Input records

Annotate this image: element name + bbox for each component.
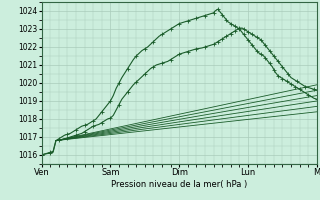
X-axis label: Pression niveau de la mer( hPa ): Pression niveau de la mer( hPa )	[111, 180, 247, 189]
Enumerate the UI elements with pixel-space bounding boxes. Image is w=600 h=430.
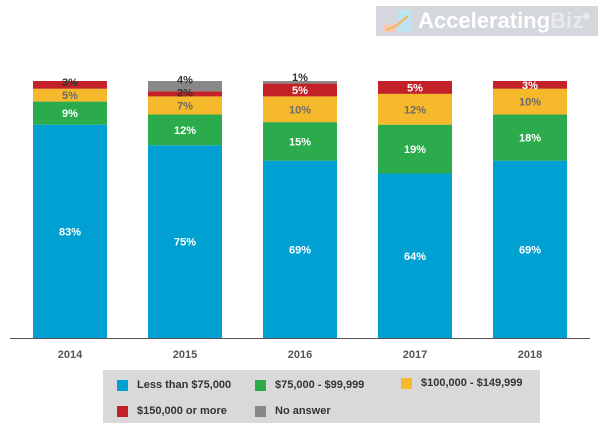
data-label: 12% — [404, 104, 426, 116]
bar-segment — [263, 96, 337, 123]
bar-segment — [263, 83, 337, 97]
bar-segment — [33, 124, 107, 338]
bar-segment — [263, 160, 337, 338]
bar-segment — [493, 114, 567, 161]
bar-segment — [148, 96, 222, 115]
data-label: 12% — [174, 125, 196, 137]
data-label: 5% — [292, 85, 308, 97]
bar-segment — [33, 81, 107, 89]
legend-label: $100,000 - $149,999 — [421, 377, 523, 389]
data-label: 7% — [177, 100, 193, 112]
x-tick-label: 2015 — [173, 349, 197, 361]
legend-label: No answer — [275, 405, 331, 417]
data-label: 2% — [177, 87, 193, 99]
legend-label: $150,000 or more — [137, 405, 227, 417]
data-label: 3% — [522, 80, 538, 92]
data-label: 19% — [404, 144, 426, 156]
legend-item: $75,000 - $99,999 — [255, 379, 364, 391]
data-label: 9% — [62, 108, 78, 120]
legend-label: Less than $75,000 — [137, 379, 232, 391]
bar-segment — [263, 81, 337, 84]
legend-swatch — [117, 379, 128, 391]
logo-chart-icon — [384, 10, 412, 32]
bar-segment — [148, 145, 222, 338]
data-label: 69% — [519, 244, 541, 256]
legend-swatch — [401, 377, 412, 389]
x-tick-label: 2014 — [58, 349, 83, 361]
data-label: 83% — [59, 226, 81, 238]
data-label: 15% — [289, 136, 311, 148]
data-label: 69% — [289, 244, 311, 256]
data-label: 10% — [519, 97, 541, 109]
accelerating-biz-logo: AcceleratingBiz® — [376, 6, 598, 36]
data-label: 5% — [62, 90, 78, 102]
data-label: 3% — [62, 77, 78, 89]
data-label: 1% — [292, 72, 308, 84]
bar-segment — [378, 124, 452, 174]
data-label: 75% — [174, 237, 196, 249]
legend-item: $150,000 or more — [117, 405, 227, 417]
logo-registered-mark: ® — [583, 11, 590, 22]
legend-label: $75,000 - $99,999 — [275, 379, 365, 391]
data-label: 18% — [519, 133, 541, 145]
bar-segment — [378, 93, 452, 125]
bar-segment — [378, 173, 452, 338]
legend-item: No answer — [255, 405, 331, 417]
data-label: 10% — [289, 104, 311, 116]
stacked-bar-chart: 83%9%5%3%201475%12%7%2%4%201569%15%10%5%… — [10, 72, 590, 361]
data-label: 4% — [177, 74, 193, 86]
bar-segment — [263, 122, 337, 161]
bar-segment — [378, 81, 452, 94]
x-tick-label: 2017 — [403, 349, 427, 361]
x-tick-label: 2018 — [518, 349, 542, 361]
bar-segment — [33, 101, 107, 125]
legend-swatch — [255, 379, 266, 391]
bar-segment — [148, 91, 222, 97]
bar-segment — [493, 160, 567, 338]
x-tick-label: 2016 — [288, 349, 312, 361]
legend-swatch — [117, 405, 128, 417]
bar-segment — [148, 114, 222, 146]
bar-segment — [493, 81, 567, 89]
logo-text-main: Accelerating — [418, 8, 551, 33]
bar-segment — [148, 81, 222, 92]
legend-item: Less than $75,000 — [117, 379, 231, 391]
logo-text: AcceleratingBiz® — [418, 8, 590, 34]
data-label: 64% — [404, 251, 426, 263]
legend: Less than $75,000 $75,000 - $99,999 $100,0… — [103, 370, 540, 423]
bar-segment — [33, 88, 107, 102]
data-label: 5% — [407, 82, 423, 94]
logo-text-biz: Biz — [550, 8, 584, 33]
legend-swatch — [255, 405, 266, 417]
bar-segment — [493, 88, 567, 115]
legend-item: $100,000 - $149,999 — [401, 377, 523, 389]
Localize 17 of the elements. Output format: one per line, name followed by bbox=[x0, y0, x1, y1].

Work to be completed
Return every line of the rows above verbatim and in the same order, omitting the picture lines.

Result
Annotate this image: element name + bbox for each component.
X-axis label: Pression niveau de la mer( hPa ): Pression niveau de la mer( hPa )	[111, 180, 247, 189]
Enumerate the UI elements with pixel-space bounding boxes. Image is w=600 h=430.
data-label: 12% — [404, 104, 426, 116]
bar-segment — [263, 96, 337, 123]
bar-segment — [263, 83, 337, 97]
bar-segment — [33, 124, 107, 338]
bar-segment — [263, 160, 337, 338]
bar-segment — [493, 114, 567, 161]
bar-segment — [148, 96, 222, 115]
data-label: 12% — [174, 125, 196, 137]
data-label: 5% — [292, 85, 308, 97]
bar-segment — [33, 81, 107, 89]
legend-label: $100,000 - $149,999 — [421, 377, 523, 389]
data-label: 7% — [177, 100, 193, 112]
x-tick-label: 2015 — [173, 349, 197, 361]
legend-label: No answer — [275, 405, 331, 417]
data-label: 2% — [177, 87, 193, 99]
legend-label: $150,000 or more — [137, 405, 227, 417]
data-label: 3% — [522, 80, 538, 92]
data-label: 19% — [404, 144, 426, 156]
legend-item: $75,000 - $99,999 — [255, 379, 364, 391]
data-label: 9% — [62, 108, 78, 120]
legend-label: Less than $75,000 — [137, 379, 232, 391]
bar-segment — [263, 81, 337, 84]
legend-swatch — [117, 379, 128, 391]
logo-chart-icon — [384, 10, 412, 32]
bar-segment — [148, 145, 222, 338]
data-label: 69% — [519, 244, 541, 256]
legend-swatch — [401, 377, 412, 389]
x-tick-label: 2014 — [58, 349, 83, 361]
data-label: 83% — [59, 226, 81, 238]
data-label: 15% — [289, 136, 311, 148]
data-label: 69% — [289, 244, 311, 256]
data-label: 10% — [519, 97, 541, 109]
accelerating-biz-logo: AcceleratingBiz® — [376, 6, 598, 36]
data-label: 5% — [62, 90, 78, 102]
data-label: 3% — [62, 77, 78, 89]
data-label: 1% — [292, 72, 308, 84]
bar-segment — [378, 124, 452, 174]
data-label: 75% — [174, 237, 196, 249]
legend-item: $150,000 or more — [117, 405, 227, 417]
logo-registered-mark: ® — [583, 11, 590, 22]
legend-label: $75,000 - $99,999 — [275, 379, 365, 391]
data-label: 18% — [519, 133, 541, 145]
bar-segment — [378, 93, 452, 125]
bar-segment — [378, 173, 452, 338]
legend-item: No answer — [255, 405, 331, 417]
data-label: 10% — [289, 104, 311, 116]
stacked-bar-chart: 83%9%5%3%201475%12%7%2%4%201569%15%10%5%… — [10, 72, 590, 361]
data-label: 4% — [177, 74, 193, 86]
bar-segment — [263, 122, 337, 161]
bar-segment — [378, 81, 452, 94]
x-tick-label: 2017 — [403, 349, 427, 361]
x-tick-label: 2018 — [518, 349, 542, 361]
bar-segment — [33, 101, 107, 125]
legend-swatch — [255, 379, 266, 391]
bar-segment — [148, 91, 222, 97]
bar-segment — [493, 160, 567, 338]
x-tick-label: 2016 — [288, 349, 312, 361]
legend-swatch — [117, 405, 128, 417]
bar-segment — [148, 114, 222, 146]
bar-segment — [493, 81, 567, 89]
logo-text-main: Accelerating — [418, 8, 551, 33]
bar-segment — [148, 81, 222, 92]
legend-item: Less than $75,000 — [117, 379, 231, 391]
logo-text: AcceleratingBiz® — [418, 8, 590, 34]
data-label: 64% — [404, 251, 426, 263]
legend: Less than $75,000 $75,000 - $99,999 $100,0… — [103, 370, 540, 423]
bar-segment — [33, 88, 107, 102]
data-label: 5% — [407, 82, 423, 94]
logo-text-biz: Biz — [550, 8, 584, 33]
legend-swatch — [255, 405, 266, 417]
bar-segment — [493, 88, 567, 115]
legend-item: $100,000 - $149,999 — [401, 377, 523, 389]
Localize 17 of the elements. Output format: one per line, name followed by bbox=[x0, y0, x1, y1].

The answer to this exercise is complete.